_Given problem:_ Using the data below, copy each line that includes the word "MATLAB".

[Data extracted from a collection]
◆ ◆ ◆ ◆ ◆

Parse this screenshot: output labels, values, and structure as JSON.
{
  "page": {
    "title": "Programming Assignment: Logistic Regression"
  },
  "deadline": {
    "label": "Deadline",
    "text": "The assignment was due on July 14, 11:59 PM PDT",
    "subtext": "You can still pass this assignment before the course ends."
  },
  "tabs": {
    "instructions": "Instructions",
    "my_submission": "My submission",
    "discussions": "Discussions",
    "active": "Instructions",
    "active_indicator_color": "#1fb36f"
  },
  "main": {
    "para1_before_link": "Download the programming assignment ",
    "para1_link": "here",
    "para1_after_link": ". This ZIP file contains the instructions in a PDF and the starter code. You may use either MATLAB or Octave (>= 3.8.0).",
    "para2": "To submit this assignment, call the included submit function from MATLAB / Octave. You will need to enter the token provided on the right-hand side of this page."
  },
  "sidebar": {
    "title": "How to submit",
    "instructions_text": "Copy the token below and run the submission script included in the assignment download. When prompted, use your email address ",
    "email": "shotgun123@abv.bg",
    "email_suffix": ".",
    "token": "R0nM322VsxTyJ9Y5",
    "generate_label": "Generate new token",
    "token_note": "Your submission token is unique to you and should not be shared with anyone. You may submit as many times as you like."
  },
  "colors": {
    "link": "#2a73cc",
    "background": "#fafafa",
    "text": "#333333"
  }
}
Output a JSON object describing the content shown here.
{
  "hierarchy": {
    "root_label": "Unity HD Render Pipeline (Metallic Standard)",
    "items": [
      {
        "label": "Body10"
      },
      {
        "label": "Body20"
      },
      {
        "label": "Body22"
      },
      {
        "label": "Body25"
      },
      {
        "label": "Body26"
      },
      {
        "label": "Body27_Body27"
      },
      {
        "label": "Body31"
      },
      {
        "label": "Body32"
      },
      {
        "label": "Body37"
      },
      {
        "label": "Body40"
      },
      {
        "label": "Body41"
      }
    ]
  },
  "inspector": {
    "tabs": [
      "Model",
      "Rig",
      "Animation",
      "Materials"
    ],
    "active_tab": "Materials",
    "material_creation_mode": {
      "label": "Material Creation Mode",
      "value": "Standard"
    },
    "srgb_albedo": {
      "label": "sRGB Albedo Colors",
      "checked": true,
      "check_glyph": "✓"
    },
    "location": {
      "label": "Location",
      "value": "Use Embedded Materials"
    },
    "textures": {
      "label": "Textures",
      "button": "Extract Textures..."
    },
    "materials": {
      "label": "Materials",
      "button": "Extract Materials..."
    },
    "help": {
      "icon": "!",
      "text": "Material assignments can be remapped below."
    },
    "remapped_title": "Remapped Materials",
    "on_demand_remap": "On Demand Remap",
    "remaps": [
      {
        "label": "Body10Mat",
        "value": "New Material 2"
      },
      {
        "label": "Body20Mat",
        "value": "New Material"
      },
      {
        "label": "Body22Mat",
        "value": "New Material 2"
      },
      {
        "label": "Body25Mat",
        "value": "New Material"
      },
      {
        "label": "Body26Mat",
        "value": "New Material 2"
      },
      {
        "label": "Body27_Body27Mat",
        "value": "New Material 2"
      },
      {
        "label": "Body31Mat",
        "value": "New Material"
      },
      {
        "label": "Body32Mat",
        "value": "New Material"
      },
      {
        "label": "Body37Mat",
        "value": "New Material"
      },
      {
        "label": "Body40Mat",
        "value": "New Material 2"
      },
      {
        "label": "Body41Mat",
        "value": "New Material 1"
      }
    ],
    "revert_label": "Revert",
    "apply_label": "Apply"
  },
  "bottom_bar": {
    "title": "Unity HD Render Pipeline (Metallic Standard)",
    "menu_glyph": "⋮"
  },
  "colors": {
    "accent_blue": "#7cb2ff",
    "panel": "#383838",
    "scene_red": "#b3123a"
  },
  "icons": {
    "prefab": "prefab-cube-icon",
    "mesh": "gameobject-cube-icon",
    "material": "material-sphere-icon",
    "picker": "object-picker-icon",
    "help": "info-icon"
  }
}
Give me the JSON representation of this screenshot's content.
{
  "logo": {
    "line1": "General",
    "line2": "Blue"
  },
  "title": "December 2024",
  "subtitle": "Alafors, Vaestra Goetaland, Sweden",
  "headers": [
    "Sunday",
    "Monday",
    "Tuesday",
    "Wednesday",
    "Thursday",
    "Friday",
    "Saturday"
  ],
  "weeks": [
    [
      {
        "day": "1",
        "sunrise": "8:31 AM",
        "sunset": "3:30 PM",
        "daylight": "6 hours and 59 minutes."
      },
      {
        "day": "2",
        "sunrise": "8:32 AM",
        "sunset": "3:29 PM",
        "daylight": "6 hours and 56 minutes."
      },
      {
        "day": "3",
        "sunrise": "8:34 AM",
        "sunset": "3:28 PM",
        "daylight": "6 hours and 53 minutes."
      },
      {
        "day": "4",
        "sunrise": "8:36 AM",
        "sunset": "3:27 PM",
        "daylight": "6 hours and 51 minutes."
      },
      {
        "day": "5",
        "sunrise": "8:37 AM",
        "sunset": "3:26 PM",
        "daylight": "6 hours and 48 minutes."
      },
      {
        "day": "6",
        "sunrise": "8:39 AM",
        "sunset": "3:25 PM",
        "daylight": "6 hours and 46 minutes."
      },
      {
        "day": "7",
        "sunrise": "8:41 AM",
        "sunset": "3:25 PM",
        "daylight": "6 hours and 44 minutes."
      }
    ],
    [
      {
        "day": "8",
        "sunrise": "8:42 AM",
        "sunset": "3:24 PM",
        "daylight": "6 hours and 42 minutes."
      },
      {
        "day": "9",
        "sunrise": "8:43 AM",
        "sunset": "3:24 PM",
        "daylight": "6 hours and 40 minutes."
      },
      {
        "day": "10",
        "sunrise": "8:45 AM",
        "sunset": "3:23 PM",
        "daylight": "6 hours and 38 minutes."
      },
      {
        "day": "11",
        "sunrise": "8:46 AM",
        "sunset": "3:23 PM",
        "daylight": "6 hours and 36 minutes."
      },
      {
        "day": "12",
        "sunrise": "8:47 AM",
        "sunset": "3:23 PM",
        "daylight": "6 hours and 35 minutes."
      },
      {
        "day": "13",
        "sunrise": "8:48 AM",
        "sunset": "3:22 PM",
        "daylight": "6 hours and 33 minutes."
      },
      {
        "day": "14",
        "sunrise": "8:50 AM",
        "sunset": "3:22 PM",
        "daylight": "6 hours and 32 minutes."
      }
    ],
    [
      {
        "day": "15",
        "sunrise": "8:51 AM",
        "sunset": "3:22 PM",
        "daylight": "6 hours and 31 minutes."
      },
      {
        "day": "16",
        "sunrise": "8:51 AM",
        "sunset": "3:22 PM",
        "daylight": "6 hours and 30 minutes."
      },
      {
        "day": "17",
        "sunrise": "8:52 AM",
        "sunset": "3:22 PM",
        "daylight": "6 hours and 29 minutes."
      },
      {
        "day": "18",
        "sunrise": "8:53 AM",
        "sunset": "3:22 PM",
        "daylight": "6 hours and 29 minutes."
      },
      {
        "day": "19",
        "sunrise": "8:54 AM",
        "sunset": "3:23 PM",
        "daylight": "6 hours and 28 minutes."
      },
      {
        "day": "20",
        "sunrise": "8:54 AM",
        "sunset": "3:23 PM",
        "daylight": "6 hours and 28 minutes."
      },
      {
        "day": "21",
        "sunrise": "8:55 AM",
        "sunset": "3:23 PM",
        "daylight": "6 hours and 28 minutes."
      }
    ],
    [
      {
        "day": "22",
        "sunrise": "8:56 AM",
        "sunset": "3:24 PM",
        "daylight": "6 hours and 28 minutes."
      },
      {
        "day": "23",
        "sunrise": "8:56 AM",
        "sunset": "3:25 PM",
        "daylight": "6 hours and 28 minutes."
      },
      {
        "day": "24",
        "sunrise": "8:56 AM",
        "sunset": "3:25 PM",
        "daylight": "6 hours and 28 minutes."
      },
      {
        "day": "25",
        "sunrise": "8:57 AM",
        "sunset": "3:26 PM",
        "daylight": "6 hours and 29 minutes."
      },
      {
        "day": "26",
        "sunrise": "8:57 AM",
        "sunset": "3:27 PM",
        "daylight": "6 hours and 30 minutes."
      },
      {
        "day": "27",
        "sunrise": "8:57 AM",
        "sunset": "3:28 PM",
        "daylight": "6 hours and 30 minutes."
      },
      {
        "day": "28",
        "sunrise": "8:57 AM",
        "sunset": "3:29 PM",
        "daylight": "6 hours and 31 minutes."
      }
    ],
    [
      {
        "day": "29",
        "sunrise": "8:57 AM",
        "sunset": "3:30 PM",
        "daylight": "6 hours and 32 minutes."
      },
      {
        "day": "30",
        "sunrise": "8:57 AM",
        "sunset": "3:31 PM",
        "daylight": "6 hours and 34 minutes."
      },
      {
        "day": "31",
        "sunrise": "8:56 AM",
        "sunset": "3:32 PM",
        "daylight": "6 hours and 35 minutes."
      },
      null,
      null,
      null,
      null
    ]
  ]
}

◆ ◆ ◆ ◆ ◆

_Answer to the problem:_
    "para1_after_link": ". This ZIP file contains the instructions in a PDF and the starter code. You may use either MATLAB or Octave (>= 3.8.0).",
    "para2": "To submit this assignment, call the included submit function from MATLAB / Octave. You will need to enter the token provided on the right-hand side of this page."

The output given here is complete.